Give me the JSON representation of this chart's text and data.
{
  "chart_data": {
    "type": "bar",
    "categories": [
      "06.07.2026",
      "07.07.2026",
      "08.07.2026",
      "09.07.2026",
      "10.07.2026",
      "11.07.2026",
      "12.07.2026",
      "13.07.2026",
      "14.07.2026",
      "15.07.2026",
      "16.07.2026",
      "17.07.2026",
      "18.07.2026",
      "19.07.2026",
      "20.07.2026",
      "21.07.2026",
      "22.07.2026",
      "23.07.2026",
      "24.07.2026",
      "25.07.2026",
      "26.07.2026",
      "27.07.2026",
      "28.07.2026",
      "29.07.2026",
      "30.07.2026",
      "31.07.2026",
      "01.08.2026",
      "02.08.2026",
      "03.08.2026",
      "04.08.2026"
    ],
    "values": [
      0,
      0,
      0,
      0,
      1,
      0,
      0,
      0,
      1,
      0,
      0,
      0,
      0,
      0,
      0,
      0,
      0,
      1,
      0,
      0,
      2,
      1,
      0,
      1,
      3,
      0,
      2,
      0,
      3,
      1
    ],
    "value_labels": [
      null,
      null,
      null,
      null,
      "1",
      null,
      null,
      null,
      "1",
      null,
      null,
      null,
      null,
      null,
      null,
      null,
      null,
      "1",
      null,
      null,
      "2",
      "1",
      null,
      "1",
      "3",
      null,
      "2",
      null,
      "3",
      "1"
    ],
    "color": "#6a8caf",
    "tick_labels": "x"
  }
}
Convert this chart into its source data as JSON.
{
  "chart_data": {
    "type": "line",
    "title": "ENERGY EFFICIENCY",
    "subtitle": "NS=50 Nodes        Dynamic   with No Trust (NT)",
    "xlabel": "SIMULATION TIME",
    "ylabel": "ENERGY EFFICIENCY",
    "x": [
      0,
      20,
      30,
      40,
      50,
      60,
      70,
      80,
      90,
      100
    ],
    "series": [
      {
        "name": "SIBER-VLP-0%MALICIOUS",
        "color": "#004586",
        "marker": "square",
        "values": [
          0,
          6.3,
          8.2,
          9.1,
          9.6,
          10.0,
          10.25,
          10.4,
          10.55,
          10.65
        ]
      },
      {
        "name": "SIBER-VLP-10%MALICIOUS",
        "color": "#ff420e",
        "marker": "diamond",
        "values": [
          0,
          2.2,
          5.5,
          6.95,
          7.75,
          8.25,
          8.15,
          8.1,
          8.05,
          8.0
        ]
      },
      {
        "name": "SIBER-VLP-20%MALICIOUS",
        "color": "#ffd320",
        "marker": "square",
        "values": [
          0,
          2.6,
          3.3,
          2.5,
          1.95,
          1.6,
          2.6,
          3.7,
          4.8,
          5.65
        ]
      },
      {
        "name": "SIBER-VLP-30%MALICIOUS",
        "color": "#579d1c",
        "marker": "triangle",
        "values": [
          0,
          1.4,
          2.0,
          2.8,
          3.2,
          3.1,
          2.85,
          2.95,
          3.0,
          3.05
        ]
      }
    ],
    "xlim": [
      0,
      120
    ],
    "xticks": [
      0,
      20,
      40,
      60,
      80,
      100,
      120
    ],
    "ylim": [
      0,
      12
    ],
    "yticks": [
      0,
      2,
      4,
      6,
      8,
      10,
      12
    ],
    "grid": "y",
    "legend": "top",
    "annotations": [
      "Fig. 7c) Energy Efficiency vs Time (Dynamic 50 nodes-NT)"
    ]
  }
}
= = = =
__What needs to be done__.
Find the string "name" in the entries above and return each line that holds it.

__Full answer__.
        "name": "SIBER-VLP-0%MALICIOUS",
        "name": "SIBER-VLP-10%MALICIOUS",
        "name": "SIBER-VLP-20%MALICIOUS",
        "name": "SIBER-VLP-30%MALICIOUS",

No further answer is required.